Exercise instructions: Drop the pictures from the entries below, then reproduce the rest exactly.

Supplied data:
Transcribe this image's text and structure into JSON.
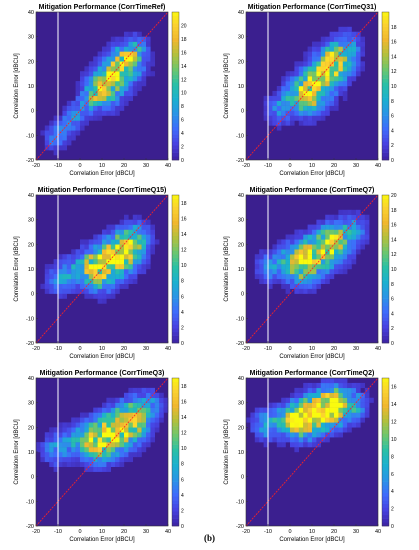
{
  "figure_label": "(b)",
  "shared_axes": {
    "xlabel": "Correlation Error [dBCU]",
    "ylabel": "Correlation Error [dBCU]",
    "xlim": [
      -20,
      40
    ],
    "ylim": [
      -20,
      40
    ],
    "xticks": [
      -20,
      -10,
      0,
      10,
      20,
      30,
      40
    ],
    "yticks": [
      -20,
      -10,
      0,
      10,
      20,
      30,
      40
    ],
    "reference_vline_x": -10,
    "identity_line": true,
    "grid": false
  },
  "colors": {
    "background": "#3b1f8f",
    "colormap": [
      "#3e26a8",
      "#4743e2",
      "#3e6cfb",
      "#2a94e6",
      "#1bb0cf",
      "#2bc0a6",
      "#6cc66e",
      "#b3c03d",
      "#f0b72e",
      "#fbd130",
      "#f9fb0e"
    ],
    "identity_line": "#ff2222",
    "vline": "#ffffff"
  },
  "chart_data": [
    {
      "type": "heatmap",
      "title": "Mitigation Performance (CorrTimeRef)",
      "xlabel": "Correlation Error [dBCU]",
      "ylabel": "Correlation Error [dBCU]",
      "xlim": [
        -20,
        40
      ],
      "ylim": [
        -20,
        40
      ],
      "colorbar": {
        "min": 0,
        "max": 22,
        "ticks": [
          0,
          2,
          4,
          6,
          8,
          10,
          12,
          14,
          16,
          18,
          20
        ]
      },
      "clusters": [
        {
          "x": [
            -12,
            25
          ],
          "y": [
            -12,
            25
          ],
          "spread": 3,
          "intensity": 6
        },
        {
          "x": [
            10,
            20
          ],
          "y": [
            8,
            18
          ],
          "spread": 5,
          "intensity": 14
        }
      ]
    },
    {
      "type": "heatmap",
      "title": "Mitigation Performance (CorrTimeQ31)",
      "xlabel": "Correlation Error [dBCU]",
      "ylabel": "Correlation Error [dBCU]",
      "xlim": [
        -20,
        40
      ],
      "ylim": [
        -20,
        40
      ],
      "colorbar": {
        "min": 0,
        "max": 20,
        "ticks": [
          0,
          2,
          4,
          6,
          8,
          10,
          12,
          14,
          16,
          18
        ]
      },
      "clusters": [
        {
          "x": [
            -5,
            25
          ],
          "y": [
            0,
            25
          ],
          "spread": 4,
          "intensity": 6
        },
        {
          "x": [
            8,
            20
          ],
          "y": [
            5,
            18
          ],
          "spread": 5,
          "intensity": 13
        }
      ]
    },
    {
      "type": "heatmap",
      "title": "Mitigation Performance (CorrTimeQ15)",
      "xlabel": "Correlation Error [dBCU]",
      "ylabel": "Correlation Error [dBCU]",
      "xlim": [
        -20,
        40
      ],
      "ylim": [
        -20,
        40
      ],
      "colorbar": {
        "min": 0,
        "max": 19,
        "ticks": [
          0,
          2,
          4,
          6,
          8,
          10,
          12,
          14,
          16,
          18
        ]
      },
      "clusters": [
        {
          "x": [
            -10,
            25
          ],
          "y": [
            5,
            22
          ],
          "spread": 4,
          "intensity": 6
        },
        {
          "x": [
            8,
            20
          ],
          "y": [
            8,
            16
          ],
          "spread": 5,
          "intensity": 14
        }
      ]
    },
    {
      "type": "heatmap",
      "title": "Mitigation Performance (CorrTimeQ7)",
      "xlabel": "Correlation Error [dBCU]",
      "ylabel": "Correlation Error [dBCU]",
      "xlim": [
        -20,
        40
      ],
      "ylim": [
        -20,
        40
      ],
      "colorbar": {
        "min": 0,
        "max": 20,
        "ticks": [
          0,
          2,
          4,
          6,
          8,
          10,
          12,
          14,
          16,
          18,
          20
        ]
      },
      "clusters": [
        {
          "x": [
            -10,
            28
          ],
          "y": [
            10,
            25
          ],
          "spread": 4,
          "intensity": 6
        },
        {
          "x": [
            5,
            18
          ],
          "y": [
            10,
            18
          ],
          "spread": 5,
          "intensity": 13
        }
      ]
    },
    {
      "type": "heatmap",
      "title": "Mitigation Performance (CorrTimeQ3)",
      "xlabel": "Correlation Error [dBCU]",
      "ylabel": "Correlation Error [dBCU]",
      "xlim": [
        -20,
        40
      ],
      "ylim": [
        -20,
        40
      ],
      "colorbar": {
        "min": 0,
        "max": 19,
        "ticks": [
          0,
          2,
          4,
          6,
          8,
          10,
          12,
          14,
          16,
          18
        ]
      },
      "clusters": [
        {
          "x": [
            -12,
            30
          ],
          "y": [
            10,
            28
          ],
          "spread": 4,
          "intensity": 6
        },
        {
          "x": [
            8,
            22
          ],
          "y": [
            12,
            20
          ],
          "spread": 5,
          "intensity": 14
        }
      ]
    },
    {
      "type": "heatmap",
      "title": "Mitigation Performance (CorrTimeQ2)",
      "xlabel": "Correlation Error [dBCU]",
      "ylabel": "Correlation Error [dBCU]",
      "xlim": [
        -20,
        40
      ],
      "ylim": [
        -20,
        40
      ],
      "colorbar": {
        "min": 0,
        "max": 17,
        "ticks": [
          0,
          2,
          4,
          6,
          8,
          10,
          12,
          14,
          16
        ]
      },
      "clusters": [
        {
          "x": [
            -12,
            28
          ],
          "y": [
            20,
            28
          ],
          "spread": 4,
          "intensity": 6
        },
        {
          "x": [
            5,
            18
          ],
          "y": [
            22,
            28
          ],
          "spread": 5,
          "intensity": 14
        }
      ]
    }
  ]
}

Solution for this problem:
Transcribe this image's text and structure into JSON.
{
  "figure_label": "(b)",
  "shared_axes": {
    "xlabel": "Correlation Error [dBCU]",
    "ylabel": "Correlation Error [dBCU]",
    "xlim": [
      -20,
      40
    ],
    "ylim": [
      -20,
      40
    ],
    "xticks": [
      -20,
      -10,
      0,
      10,
      20,
      30,
      40
    ],
    "yticks": [
      -20,
      -10,
      0,
      10,
      20,
      30,
      40
    ],
    "reference_vline_x": -10,
    "identity_line": true,
    "grid": false
  },
  "colors": {
    "background": "#3b1f8f",
    "colormap": [
      "#3e26a8",
      "#4743e2",
      "#3e6cfb",
      "#2a94e6",
      "#1bb0cf",
      "#2bc0a6",
      "#6cc66e",
      "#b3c03d",
      "#f0b72e",
      "#fbd130",
      "#f9fb0e"
    ],
    "identity_line": "#ff2222",
    "vline": "#ffffff"
  },
  "chart_data": [
    {
      "type": "heatmap",
      "title": "Mitigation Performance (CorrTimeRef)",
      "xlabel": "Correlation Error [dBCU]",
      "ylabel": "Correlation Error [dBCU]",
      "xlim": [
        -20,
        40
      ],
      "ylim": [
        -20,
        40
      ],
      "colorbar": {
        "min": 0,
        "max": 22,
        "ticks": [
          0,
          2,
          4,
          6,
          8,
          10,
          12,
          14,
          16,
          18,
          20
        ]
      },
      "clusters": [
        {
          "x": [
            -12,
            25
          ],
          "y": [
            -12,
            25
          ],
          "spread": 3,
          "intensity": 6
        },
        {
          "x": [
            10,
            20
          ],
          "y": [
            8,
            18
          ],
          "spread": 5,
          "intensity": 14
        }
      ]
    },
    {
      "type": "heatmap",
      "title": "Mitigation Performance (CorrTimeQ31)",
      "xlabel": "Correlation Error [dBCU]",
      "ylabel": "Correlation Error [dBCU]",
      "xlim": [
        -20,
        40
      ],
      "ylim": [
        -20,
        40
      ],
      "colorbar": {
        "min": 0,
        "max": 20,
        "ticks": [
          0,
          2,
          4,
          6,
          8,
          10,
          12,
          14,
          16,
          18
        ]
      },
      "clusters": [
        {
          "x": [
            -5,
            25
          ],
          "y": [
            0,
            25
          ],
          "spread": 4,
          "intensity": 6
        },
        {
          "x": [
            8,
            20
          ],
          "y": [
            5,
            18
          ],
          "spread": 5,
          "intensity": 13
        }
      ]
    },
    {
      "type": "heatmap",
      "title": "Mitigation Performance (CorrTimeQ15)",
      "xlabel": "Correlation Error [dBCU]",
      "ylabel": "Correlation Error [dBCU]",
      "xlim": [
        -20,
        40
      ],
      "ylim": [
        -20,
        40
      ],
      "colorbar": {
        "min": 0,
        "max": 19,
        "ticks": [
          0,
          2,
          4,
          6,
          8,
          10,
          12,
          14,
          16,
          18
        ]
      },
      "clusters": [
        {
          "x": [
            -10,
            25
          ],
          "y": [
            5,
            22
          ],
          "spread": 4,
          "intensity": 6
        },
        {
          "x": [
            8,
            20
          ],
          "y": [
            8,
            16
          ],
          "spread": 5,
          "intensity": 14
        }
      ]
    },
    {
      "type": "heatmap",
      "title": "Mitigation Performance (CorrTimeQ7)",
      "xlabel": "Correlation Error [dBCU]",
      "ylabel": "Correlation Error [dBCU]",
      "xlim": [
        -20,
        40
      ],
      "ylim": [
        -20,
        40
      ],
      "colorbar": {
        "min": 0,
        "max": 20,
        "ticks": [
          0,
          2,
          4,
          6,
          8,
          10,
          12,
          14,
          16,
          18,
          20
        ]
      },
      "clusters": [
        {
          "x": [
            -10,
            28
          ],
          "y": [
            10,
            25
          ],
          "spread": 4,
          "intensity": 6
        },
        {
          "x": [
            5,
            18
          ],
          "y": [
            10,
            18
          ],
          "spread": 5,
          "intensity": 13
        }
      ]
    },
    {
      "type": "heatmap",
      "title": "Mitigation Performance (CorrTimeQ3)",
      "xlabel": "Correlation Error [dBCU]",
      "ylabel": "Correlation Error [dBCU]",
      "xlim": [
        -20,
        40
      ],
      "ylim": [
        -20,
        40
      ],
      "colorbar": {
        "min": 0,
        "max": 19,
        "ticks": [
          0,
          2,
          4,
          6,
          8,
          10,
          12,
          14,
          16,
          18
        ]
      },
      "clusters": [
        {
          "x": [
            -12,
            30
          ],
          "y": [
            10,
            28
          ],
          "spread": 4,
          "intensity": 6
        },
        {
          "x": [
            8,
            22
          ],
          "y": [
            12,
            20
          ],
          "spread": 5,
          "intensity": 14
        }
      ]
    },
    {
      "type": "heatmap",
      "title": "Mitigation Performance (CorrTimeQ2)",
      "xlabel": "Correlation Error [dBCU]",
      "ylabel": "Correlation Error [dBCU]",
      "xlim": [
        -20,
        40
      ],
      "ylim": [
        -20,
        40
      ],
      "colorbar": {
        "min": 0,
        "max": 17,
        "ticks": [
          0,
          2,
          4,
          6,
          8,
          10,
          12,
          14,
          16
        ]
      },
      "clusters": [
        {
          "x": [
            -12,
            28
          ],
          "y": [
            20,
            28
          ],
          "spread": 4,
          "intensity": 6
        },
        {
          "x": [
            5,
            18
          ],
          "y": [
            22,
            28
          ],
          "spread": 5,
          "intensity": 14
        }
      ]
    }
  ]
}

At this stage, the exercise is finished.